Rewrite the records so that each "Description with numbered items" becomes "Numbered description", keeping every other character as it is.

--- Given information ---

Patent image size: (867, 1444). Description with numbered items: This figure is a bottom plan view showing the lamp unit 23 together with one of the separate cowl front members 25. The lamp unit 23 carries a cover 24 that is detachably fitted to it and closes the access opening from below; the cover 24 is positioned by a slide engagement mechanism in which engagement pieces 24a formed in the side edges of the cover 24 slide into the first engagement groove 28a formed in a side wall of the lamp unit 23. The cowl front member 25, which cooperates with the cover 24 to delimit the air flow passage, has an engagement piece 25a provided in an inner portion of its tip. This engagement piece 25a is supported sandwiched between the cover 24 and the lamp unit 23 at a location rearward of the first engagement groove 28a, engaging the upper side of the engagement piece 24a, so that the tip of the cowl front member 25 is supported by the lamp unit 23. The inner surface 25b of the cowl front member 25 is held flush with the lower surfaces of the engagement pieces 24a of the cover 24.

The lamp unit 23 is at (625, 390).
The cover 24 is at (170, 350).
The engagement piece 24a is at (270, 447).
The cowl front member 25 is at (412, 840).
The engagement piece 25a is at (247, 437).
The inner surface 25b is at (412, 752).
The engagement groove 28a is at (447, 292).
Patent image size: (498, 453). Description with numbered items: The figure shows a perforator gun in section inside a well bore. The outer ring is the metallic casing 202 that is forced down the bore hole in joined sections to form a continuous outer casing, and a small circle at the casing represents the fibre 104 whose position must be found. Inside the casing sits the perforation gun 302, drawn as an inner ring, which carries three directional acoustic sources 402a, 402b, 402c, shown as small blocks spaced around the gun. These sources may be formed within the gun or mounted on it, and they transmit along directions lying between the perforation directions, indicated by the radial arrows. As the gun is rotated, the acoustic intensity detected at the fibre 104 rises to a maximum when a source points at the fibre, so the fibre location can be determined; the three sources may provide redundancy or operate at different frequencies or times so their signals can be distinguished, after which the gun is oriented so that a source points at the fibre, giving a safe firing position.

---

The answer:
Patent image size: (867, 1444). Numbered description: This figure is a bottom plan view showing the lamp unit 23 together with one of the separate cowl front members 25. The lamp unit 23 carries a cover 24 that is detachably fitted to it and closes the access opening from below; the cover 24 is positioned by a slide engagement mechanism in which engagement pieces 24a formed in the side edges of the cover 24 slide into the first engagement groove 28a formed in a side wall of the lamp unit 23. The cowl front member 25, which cooperates with the cover 24 to delimit the air flow passage, has an engagement piece 25a provided in an inner portion of its tip. This engagement piece 25a is supported sandwiched between the cover 24 and the lamp unit 23 at a location rearward of the first engagement groove 28a, engaging the upper side of the engagement piece 24a, so that the tip of the cowl front member 25 is supported by the lamp unit 23. The inner surface 25b of the cowl front member 25 is held flush with the lower surfaces of the engagement pieces 24a of the cover 24.

The lamp unit 23 is at (625, 390).
The cover 24 is at (170, 350).
The engagement piece 24a is at (270, 447).
The cowl front member 25 is at (412, 840).
The engagement piece 25a is at (247, 437).
The inner surface 25b is at (412, 752).
The engagement groove 28a is at (447, 292).
Patent image size: (498, 453). Numbered description: The figure shows a perforator gun in section inside a well bore. The outer ring is the metallic casing 202 that is forced down the bore hole in joined sections to form a continuous outer casing, and a small circle at the casing represents the fibre 104 whose position must be found. Inside the casing sits the perforation gun 302, drawn as an inner ring, which carries three directional acoustic sources 402a, 402b, 402c, shown as small blocks spaced around the gun. These sources may be formed within the gun or mounted on it, and they transmit along directions lying between the perforation directions, indicated by the radial arrows. As the gun is rotated, the acoustic intensity detected at the fibre 104 rises to a maximum when a source points at the fibre, so the fibre location can be determined; the three sources may provide redundancy or operate at different frequencies or times so their signals can be distinguished, after which the gun is oriented so that a source points at the fibre, giving a safe firing position.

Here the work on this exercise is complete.